DOCUMENT TEXT:
• • • •

Recently, in image forming apparatus, together with a request for high productivity (a number of sheets on which an image can be formed per unit time) and miniaturization of devices, a request that skew and displacement of a sheet is corrected with high precision to improve image quality, is also increasing. Further, sheets to be conveyed in sheet conveyance apparatus have various thickness from heavy paper to thin paper, various sizes from a small size of a post-card size to a large size such as 330 mm×488 mm, and have various paper quality such as coated paper and embossed paper, in addition to plain paper.
In order to achieve high productivity, firstly, a distance between conveyed sheets (a distance between the rear edge of the preceding sheet and the leading edge of the following sheet) needs to be reduced as much as possible. When the distance between the sheets is reduced, skew and displacement that occur in feeding a sheet have to be corrected in a short time.

• • • •

DATASET:
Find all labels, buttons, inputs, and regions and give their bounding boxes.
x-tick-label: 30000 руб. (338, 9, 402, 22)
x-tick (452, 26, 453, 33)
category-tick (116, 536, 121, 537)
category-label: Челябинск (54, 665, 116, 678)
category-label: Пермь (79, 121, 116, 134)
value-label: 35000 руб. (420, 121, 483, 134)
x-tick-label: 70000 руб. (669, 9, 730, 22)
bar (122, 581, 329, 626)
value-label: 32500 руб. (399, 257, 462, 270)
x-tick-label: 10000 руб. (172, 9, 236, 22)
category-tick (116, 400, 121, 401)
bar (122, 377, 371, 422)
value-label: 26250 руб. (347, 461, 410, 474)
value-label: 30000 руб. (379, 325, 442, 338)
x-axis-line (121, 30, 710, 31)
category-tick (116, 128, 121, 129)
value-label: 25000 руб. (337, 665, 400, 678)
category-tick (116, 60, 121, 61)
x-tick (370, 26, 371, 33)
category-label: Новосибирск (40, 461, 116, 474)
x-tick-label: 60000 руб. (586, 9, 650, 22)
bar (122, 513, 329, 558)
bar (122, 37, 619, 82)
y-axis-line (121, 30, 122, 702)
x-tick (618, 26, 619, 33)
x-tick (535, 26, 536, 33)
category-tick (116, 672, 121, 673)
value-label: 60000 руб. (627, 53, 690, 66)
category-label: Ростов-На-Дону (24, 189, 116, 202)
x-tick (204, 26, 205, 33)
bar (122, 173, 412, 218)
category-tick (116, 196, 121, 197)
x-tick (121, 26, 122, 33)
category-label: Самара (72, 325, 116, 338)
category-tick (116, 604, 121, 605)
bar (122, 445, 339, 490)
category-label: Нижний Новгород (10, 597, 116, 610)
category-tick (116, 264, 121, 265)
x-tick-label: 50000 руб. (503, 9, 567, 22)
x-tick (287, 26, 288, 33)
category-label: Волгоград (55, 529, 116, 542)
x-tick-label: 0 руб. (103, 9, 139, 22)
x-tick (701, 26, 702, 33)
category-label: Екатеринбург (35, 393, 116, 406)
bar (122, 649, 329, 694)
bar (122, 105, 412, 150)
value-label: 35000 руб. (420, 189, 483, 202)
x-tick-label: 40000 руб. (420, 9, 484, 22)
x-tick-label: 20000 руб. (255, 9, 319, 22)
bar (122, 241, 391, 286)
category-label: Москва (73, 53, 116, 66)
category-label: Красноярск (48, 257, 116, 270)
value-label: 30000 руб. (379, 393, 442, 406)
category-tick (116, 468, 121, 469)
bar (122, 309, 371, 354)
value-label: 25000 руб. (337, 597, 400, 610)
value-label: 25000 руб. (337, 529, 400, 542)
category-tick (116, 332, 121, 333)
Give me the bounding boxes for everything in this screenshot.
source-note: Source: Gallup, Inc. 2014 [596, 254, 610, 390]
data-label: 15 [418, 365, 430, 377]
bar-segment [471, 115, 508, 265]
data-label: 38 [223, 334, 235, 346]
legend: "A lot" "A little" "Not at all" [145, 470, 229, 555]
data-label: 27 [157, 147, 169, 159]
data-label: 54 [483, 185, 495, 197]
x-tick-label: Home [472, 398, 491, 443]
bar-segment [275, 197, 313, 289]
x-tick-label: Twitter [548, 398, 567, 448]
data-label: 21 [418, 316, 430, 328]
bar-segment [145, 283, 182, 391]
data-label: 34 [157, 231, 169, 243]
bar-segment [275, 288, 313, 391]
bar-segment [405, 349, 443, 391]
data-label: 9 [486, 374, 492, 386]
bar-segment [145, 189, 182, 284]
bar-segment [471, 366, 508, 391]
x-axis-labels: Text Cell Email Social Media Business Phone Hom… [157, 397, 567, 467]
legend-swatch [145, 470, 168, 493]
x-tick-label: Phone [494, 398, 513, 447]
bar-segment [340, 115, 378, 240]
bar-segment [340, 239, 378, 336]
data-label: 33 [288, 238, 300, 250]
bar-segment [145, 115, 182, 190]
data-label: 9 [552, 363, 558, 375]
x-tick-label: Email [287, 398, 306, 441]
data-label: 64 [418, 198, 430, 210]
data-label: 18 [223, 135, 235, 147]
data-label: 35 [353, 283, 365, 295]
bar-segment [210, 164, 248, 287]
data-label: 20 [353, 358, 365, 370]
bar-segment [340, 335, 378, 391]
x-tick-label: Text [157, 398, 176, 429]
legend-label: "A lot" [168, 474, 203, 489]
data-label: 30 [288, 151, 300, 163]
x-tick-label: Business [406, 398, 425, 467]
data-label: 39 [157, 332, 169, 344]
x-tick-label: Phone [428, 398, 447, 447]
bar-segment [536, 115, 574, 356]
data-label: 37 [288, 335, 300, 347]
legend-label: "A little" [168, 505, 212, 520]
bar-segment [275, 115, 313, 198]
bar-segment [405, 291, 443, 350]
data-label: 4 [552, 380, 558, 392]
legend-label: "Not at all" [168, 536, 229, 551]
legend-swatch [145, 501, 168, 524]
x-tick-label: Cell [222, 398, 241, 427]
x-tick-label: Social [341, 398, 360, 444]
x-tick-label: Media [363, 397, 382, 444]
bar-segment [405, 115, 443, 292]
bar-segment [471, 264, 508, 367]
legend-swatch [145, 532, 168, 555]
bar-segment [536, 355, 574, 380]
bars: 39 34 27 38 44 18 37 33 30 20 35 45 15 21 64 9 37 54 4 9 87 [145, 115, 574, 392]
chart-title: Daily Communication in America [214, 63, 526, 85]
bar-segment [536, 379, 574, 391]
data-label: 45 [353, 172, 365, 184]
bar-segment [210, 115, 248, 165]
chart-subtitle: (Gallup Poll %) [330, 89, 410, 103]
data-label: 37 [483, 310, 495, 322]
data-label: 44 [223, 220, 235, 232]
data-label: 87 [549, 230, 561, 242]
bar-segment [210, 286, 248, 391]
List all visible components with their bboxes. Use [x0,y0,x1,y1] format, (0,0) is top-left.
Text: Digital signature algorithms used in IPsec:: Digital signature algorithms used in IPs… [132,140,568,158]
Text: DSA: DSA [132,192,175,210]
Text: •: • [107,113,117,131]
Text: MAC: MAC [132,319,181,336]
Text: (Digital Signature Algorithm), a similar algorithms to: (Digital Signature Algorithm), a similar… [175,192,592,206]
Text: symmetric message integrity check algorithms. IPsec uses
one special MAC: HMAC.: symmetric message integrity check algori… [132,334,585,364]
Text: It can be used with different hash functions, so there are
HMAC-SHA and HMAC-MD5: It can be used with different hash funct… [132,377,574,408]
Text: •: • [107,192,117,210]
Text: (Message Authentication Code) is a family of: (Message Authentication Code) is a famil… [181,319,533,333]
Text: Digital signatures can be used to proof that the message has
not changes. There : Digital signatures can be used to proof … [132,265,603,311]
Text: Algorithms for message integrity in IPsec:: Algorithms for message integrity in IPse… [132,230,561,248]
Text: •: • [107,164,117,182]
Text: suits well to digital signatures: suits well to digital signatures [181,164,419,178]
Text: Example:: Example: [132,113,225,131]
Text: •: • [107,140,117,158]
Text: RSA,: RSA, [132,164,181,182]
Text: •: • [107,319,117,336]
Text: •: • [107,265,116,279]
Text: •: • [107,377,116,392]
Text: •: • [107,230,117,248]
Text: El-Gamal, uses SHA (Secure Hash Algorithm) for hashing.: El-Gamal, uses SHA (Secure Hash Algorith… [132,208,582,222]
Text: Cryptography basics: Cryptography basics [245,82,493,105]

• • • •

WORK TO DO:
1. List every paper quality named in the sheet conveyance text.
2. Answer these from the sheet conveyance text:
(a) What measurement is given for a large sheet size?
(b) How does the text define productivity?
(c) What has to be corrected in a short time once the distance between sheets is reduced?
3. Summarize the sheet conveyance text in two sentences.
The lines are material separate from the sheet conveyance text.

OUTPUTS:
1. coated paper, embossed paper, plain paper

2.
(a) 330 mm×488 mm
(b) As a number of sheets on which an image can be formed per unit time
(c) Skew and displacement that occur in feeding a sheet

3. Image forming apparatus face growing requests for high productivity, smaller devices and precise correction of sheet skew and displacement, while handling sheets of many thicknesses, sizes and paper qualities. High productivity requires reducing the distance between conveyed sheets, which means skew and displacement from feeding must be corrected in a short time.